> **Dataset rows**:
+===+

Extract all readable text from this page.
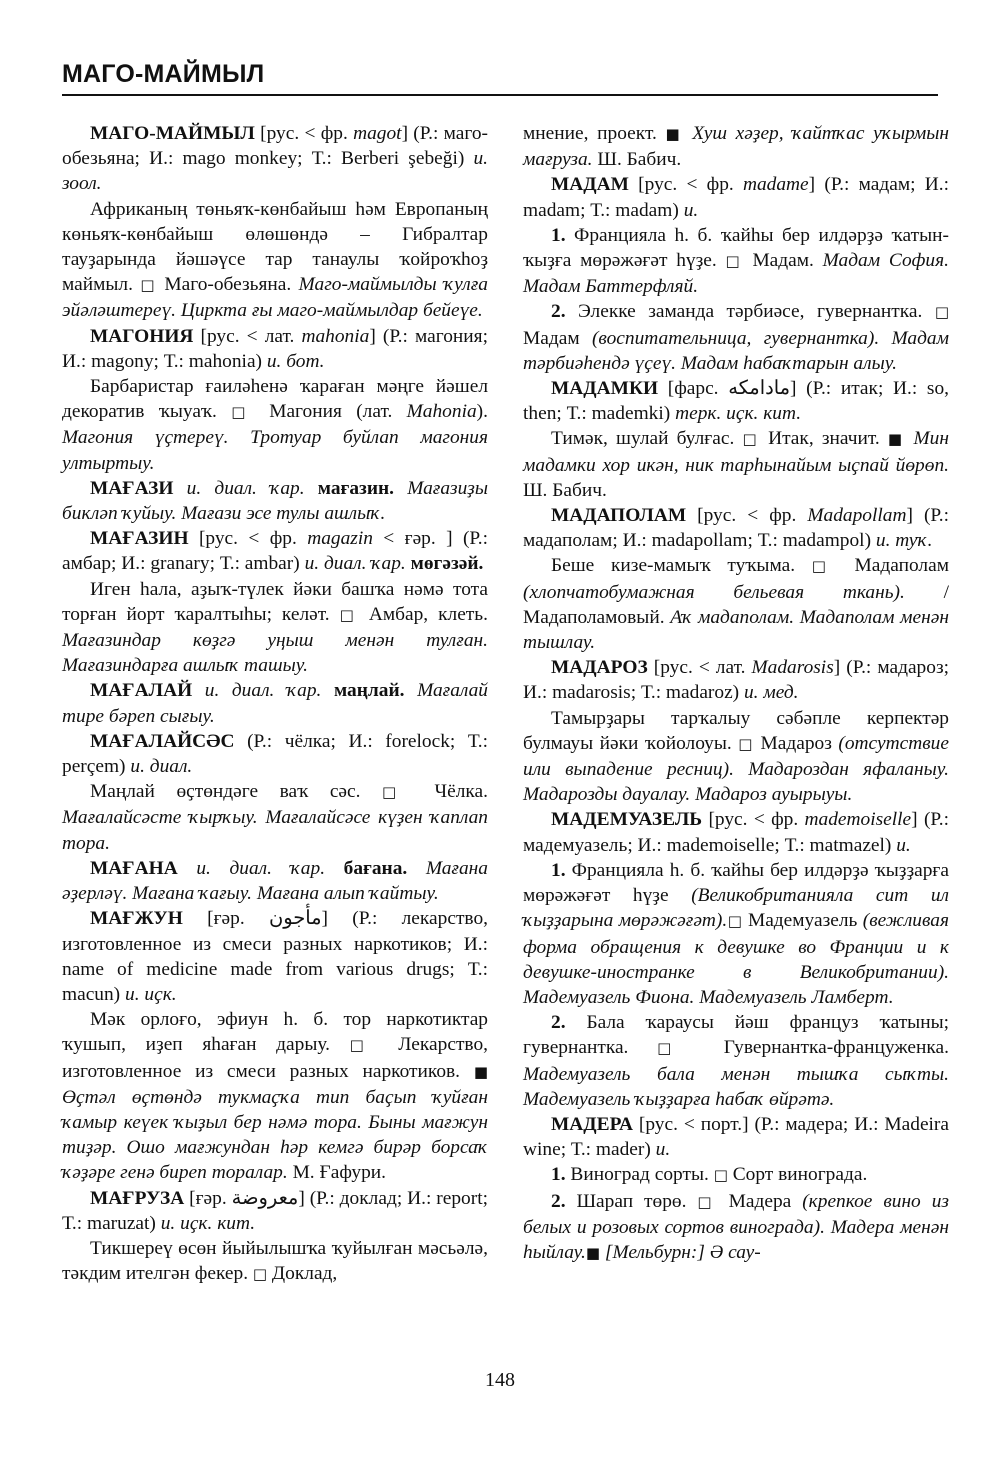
МАГО-МАЙМЫЛ

МАГО-МАЙМЫЛ [рус. < фр. magot] (Р.: маго-обезьяна; И.: mago monkey; Т.: Berberi şebeği) и. зоол.

Африканың төньяҡ-көнбайыш һәм Европаның көньяҡ-көнбайыш өлөшөндә – Гибралтар тауҙарында йәшәүсе тар танаулы ҡойроҡһоҙ маймыл. □ Маго-обезьяна. Маго-маймылды ҡулға эйәләштереү. Циркта ғы маго-маймылдар бейеүе.

МАГОНИЯ [рус. < лат. mahonia] (Р.: магония; И.: magony; Т.: mahonia) и. бот.

Барбаристар ғаиләһенә ҡараған мәңге йәшел декоратив ҡыуаҡ. □ Магония (лат. Mahonia). Магония үҫтереү. Тротуар буйлап магония ултыртыу.

МАҒАЗИ и. диал. ҡар. мағазин. Мағазиҙы бикләп ҡуйыу. Мағази эсе тулы ашлыҡ.

МАҒАЗИН [рус. < фр. magazin < ғәр. ] (Р.: амбар; И.: granary; Т.: ambar) и. диал. ҡар. мөгәзәй.

Иген һала, аҙыҡ-түлек йәки башҡа нәмә тота торған йорт ҡаралтыһы; келәт. □ Амбар, клеть. Мағазиндар көҙгә уңыш менән тулған. Мағазиндарға ашлыҡ ташыу.

МАҒАЛАЙ и. диал. ҡар. маңлай. Мағалай тире бәреп сығыу.

МАҒАЛАЙСӘС (Р.: чёлка; И.: forelock; Т.: perçem) и. диал.

Маңлай өҫтөндәге ваҡ сәс. □ Чёлка. Мағалайсәсте ҡырҡыу. Мағалайсәсе күҙен ҡаплап тора.

МАҒАНА и. диал. ҡар. бағана. Мағана әҙерләү. Мағана ҡағыу. Мағана алып ҡайтыу.

МАҒЖУН [ғәр. مأجون] (Р.: лекарство, изготовленное из смеси разных наркотиков; И.: name of medicine made from various drugs; Т.: macun) и. иҫк.

Мәк орлоғо, эфиун һ. б. тор наркотиктар ҡушып, иҙеп яһаған дарыу. □ Лекарство, изготовленное из смеси разных наркотиков. ■ Өҫтәл өҫтөндә тукмаҫҡа тип баҫып ҡуйған ҡамыр кеүек ҡыҙыл бер нәмә тора. Быны мағжун тиҙәр. Ошо мағжундан һәр кемгә бирәр борсаҡ ҡәҙәре генә биреп торалар. М. Ғафури.

МАҒРУЗА [ғәр. معروضة] (Р.: доклад; И.: report; Т.: maruzat) и. иҫк. кит.

Тикшереү өсөн йыйылышҡа ҡуйылған мәсьәлә, тәкдим ителгән фекер. □ Доклад,

мнение, проект. ■ Хуш хәҙер, ҡайтҡас уҡырмын мағруза. Ш. Бабич.

МАДАМ [рус. < фр. madame] (Р.: мадам; И.: madam; Т.: madam) и.

1. Францияла һ. б. ҡайһы бер илдәрҙә ҡатын-ҡыҙға мөрәжәғәт һүҙе. □ Мадам. Мадам София. Мадам Баттерфляй.

2. Элекке заманда тәрбиәсе, гувернантка. □ Мадам (воспитательница, гувернантка). Мадам тәрбиәһендә үҫеү. Мадам һабаҡтарын алыу.

МАДАМКИ [фарс. مادامکه] (Р.: итак; И.: so, then; Т.: mademki) терк. иҫк. кит.

Тимәк, шулай булғас. □ Итак, значит. ■ Мин мадамки хор икән, ник тарһынайым ыҫпай йөрөп. Ш. Бабич.

МАДАПОЛАМ [рус. < фр. Madapollam] (Р.: мадаполам; И.: madapollam; Т.: madampol) и. туҡ.

Беше кизе-мамыҡ туҡыма. □ Мадаполам (хлопчатобумажная бельевая ткань). / Мадаполамовый. Аҡ мадаполам. Мадаполам менән тышлау.

МАДАРОЗ [рус. < лат. Madarosis] (Р.: мадароз; И.: madarosis; Т.: madaroz) и. мед.

Тамырҙары тарҡалыу сәбәпле керпектәр булмауы йәки ҡойолоуы. □ Мадароз (отсутствие или выпадение ресниц). Мадароздан яфаланыу. Мадарозды дауалау. Мадароз ауырыуы.

МАДЕМУАЗЕЛЬ [рус. < фр. mademoiselle] (Р.: мадемуазель; И.: mademoiselle; Т.: matmazel) и.

1. Францияла һ. б. ҡайһы бер илдәрҙә ҡыҙҙарға мөрәжәғәт һүҙе (Великобританияла сит ил ҡыҙҙарына мөрәжәғәт).□ Мадемуазель (вежливая форма обращения к девушке во Франции и к девушке-иностранке в Великобритании). Мадемуазель Фиона. Мадемуазель Ламберт.

2. Бала ҡараусы йәш француз ҡатыны; гувернантка. □ Гувернантка-француженка. Мадемуазель бала менән тышҡа сыҡты. Мадемуазель ҡыҙҙарға һабаҡ өйрәтә.

МАДЕРА [рус. < порт.] (Р.: мадера; И.: Madeira wine; Т.: mader) и.

1. Виноград сорты. □ Сорт винограда.

2. Шарап төрө. □ Мадера (крепкое вино из белых и розовых сортов винограда). Мадера менән һыйлау.■ [Мельбурн:] Ә сау-

148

+===+

> **Task**: Will you set down the records word for word while leaving out every picture?

> **Reply**:
Extract all readable text from this page.
МАГО-МАЙМЫЛ

МАГО-МАЙМЫЛ [рус. < фр. magot] (Р.: маго-обезьяна; И.: mago monkey; Т.: Berberi şebeği) и. зоол.

Африканың төньяҡ-көнбайыш һәм Европаның көньяҡ-көнбайыш өлөшөндә – Гибралтар тауҙарында йәшәүсе тар танаулы ҡойроҡһоҙ маймыл. □ Маго-обезьяна. Маго-маймылды ҡулға эйәләштереү. Циркта ғы маго-маймылдар бейеүе.

МАГОНИЯ [рус. < лат. mahonia] (Р.: магония; И.: magony; Т.: mahonia) и. бот.

Барбаристар ғаиләһенә ҡараған мәңге йәшел декоратив ҡыуаҡ. □ Магония (лат. Mahonia). Магония үҫтереү. Тротуар буйлап магония ултыртыу.

МАҒАЗИ и. диал. ҡар. мағазин. Мағазиҙы бикләп ҡуйыу. Мағази эсе тулы ашлыҡ.

МАҒАЗИН [рус. < фр. magazin < ғәр. ] (Р.: амбар; И.: granary; Т.: ambar) и. диал. ҡар. мөгәзәй.

Иген һала, аҙыҡ-түлек йәки башҡа нәмә тота торған йорт ҡаралтыһы; келәт. □ Амбар, клеть. Мағазиндар көҙгә уңыш менән тулған. Мағазиндарға ашлыҡ ташыу.

МАҒАЛАЙ и. диал. ҡар. маңлай. Мағалай тире бәреп сығыу.

МАҒАЛАЙСӘС (Р.: чёлка; И.: forelock; Т.: perçem) и. диал.

Маңлай өҫтөндәге ваҡ сәс. □ Чёлка. Мағалайсәсте ҡырҡыу. Мағалайсәсе күҙен ҡаплап тора.

МАҒАНА и. диал. ҡар. бағана. Мағана әҙерләү. Мағана ҡағыу. Мағана алып ҡайтыу.

МАҒЖУН [ғәр. مأجون] (Р.: лекарство, изготовленное из смеси разных наркотиков; И.: name of medicine made from various drugs; Т.: macun) и. иҫк.

Мәк орлоғо, эфиун һ. б. тор наркотиктар ҡушып, иҙеп яһаған дарыу. □ Лекарство, изготовленное из смеси разных наркотиков. ■ Өҫтәл өҫтөндә тукмаҫҡа тип баҫып ҡуйған ҡамыр кеүек ҡыҙыл бер нәмә тора. Быны мағжун тиҙәр. Ошо мағжундан һәр кемгә бирәр борсаҡ ҡәҙәре генә биреп торалар. М. Ғафури.

МАҒРУЗА [ғәр. معروضة] (Р.: доклад; И.: report; Т.: maruzat) и. иҫк. кит.

Тикшереү өсөн йыйылышҡа ҡуйылған мәсьәлә, тәкдим ителгән фекер. □ Доклад,

мнение, проект. ■ Хуш хәҙер, ҡайтҡас уҡырмын мағруза. Ш. Бабич.

МАДАМ [рус. < фр. madame] (Р.: мадам; И.: madam; Т.: madam) и.

1. Францияла һ. б. ҡайһы бер илдәрҙә ҡатын-ҡыҙға мөрәжәғәт һүҙе. □ Мадам. Мадам София. Мадам Баттерфляй.

2. Элекке заманда тәрбиәсе, гувернантка. □ Мадам (воспитательница, гувернантка). Мадам тәрбиәһендә үҫеү. Мадам һабаҡтарын алыу.

МАДАМКИ [фарс. مادامکه] (Р.: итак; И.: so, then; Т.: mademki) терк. иҫк. кит.

Тимәк, шулай булғас. □ Итак, значит. ■ Мин мадамки хор икән, ник тарһынайым ыҫпай йөрөп. Ш. Бабич.

МАДАПОЛАМ [рус. < фр. Madapollam] (Р.: мадаполам; И.: madapollam; Т.: madampol) и. туҡ.

Беше кизе-мамыҡ туҡыма. □ Мадаполам (хлопчатобумажная бельевая ткань). / Мадаполамовый. Аҡ мадаполам. Мадаполам менән тышлау.

МАДАРОЗ [рус. < лат. Madarosis] (Р.: мадароз; И.: madarosis; Т.: madaroz) и. мед.

Тамырҙары тарҡалыу сәбәпле керпектәр булмауы йәки ҡойолоуы. □ Мадароз (отсутствие или выпадение ресниц). Мадароздан яфаланыу. Мадарозды дауалау. Мадароз ауырыуы.

МАДЕМУАЗЕЛЬ [рус. < фр. mademoiselle] (Р.: мадемуазель; И.: mademoiselle; Т.: matmazel) и.

1. Францияла һ. б. ҡайһы бер илдәрҙә ҡыҙҙарға мөрәжәғәт һүҙе (Великобританияла сит ил ҡыҙҙарына мөрәжәғәт).□ Мадемуазель (вежливая форма обращения к девушке во Франции и к девушке-иностранке в Великобритании). Мадемуазель Фиона. Мадемуазель Ламберт.

2. Бала ҡараусы йәш француз ҡатыны; гувернантка. □ Гувернантка-француженка. Мадемуазель бала менән тышҡа сыҡты. Мадемуазель ҡыҙҙарға һабаҡ өйрәтә.

МАДЕРА [рус. < порт.] (Р.: мадера; И.: Madeira wine; Т.: mader) и.

1. Виноград сорты. □ Сорт винограда.

2. Шарап төрө. □ Мадера (крепкое вино из белых и розовых сортов винограда). Мадера менән һыйлау.■ [Мельбурн:] Ә сау-

148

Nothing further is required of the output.